Stored entries
......

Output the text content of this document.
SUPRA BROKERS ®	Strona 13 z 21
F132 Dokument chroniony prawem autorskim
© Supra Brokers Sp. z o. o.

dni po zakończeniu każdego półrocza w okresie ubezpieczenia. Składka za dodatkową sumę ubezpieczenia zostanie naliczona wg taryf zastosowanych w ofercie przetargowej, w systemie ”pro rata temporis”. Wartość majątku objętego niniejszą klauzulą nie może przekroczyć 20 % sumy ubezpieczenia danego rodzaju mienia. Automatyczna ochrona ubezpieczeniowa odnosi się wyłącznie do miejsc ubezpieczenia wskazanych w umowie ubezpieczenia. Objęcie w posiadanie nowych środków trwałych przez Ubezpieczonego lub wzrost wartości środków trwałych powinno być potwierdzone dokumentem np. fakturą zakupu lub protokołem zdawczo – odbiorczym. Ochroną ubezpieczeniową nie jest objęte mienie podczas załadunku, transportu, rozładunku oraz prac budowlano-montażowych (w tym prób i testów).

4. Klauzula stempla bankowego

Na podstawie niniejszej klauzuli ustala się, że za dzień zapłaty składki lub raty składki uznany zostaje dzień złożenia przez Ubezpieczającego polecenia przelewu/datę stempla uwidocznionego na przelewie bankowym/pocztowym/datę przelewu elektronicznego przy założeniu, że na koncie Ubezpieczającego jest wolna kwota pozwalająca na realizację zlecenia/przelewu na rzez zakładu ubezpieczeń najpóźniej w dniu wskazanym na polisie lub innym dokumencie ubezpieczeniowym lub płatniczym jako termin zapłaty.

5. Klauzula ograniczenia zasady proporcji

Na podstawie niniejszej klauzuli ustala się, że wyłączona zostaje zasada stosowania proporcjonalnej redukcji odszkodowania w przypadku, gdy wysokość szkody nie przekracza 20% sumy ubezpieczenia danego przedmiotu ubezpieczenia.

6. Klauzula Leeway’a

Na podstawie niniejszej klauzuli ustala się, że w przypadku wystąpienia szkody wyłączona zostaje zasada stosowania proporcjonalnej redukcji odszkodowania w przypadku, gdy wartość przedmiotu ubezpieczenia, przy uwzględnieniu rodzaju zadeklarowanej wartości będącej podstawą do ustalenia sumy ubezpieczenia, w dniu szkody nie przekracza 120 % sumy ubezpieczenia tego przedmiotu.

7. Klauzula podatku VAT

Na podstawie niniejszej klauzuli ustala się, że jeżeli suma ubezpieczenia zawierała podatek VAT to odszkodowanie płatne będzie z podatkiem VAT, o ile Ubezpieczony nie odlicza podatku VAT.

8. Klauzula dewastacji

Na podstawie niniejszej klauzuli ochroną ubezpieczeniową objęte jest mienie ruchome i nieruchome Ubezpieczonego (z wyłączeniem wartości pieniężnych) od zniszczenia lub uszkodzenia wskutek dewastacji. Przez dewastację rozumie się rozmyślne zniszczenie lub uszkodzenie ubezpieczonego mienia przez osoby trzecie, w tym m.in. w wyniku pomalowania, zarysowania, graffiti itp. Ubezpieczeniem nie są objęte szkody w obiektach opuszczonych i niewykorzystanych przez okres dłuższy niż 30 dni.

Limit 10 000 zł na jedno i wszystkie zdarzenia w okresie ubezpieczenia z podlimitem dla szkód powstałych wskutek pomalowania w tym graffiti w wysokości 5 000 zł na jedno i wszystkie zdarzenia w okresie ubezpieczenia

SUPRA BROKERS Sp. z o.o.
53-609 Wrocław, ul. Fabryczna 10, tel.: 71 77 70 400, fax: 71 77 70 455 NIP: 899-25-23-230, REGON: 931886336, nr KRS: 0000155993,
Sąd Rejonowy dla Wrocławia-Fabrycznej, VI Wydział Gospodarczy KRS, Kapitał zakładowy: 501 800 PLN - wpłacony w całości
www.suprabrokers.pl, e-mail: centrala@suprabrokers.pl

......

What you should do
Tell how many lines hold the string "rodzaju", giving the number and nothing else.

Completed exercise
2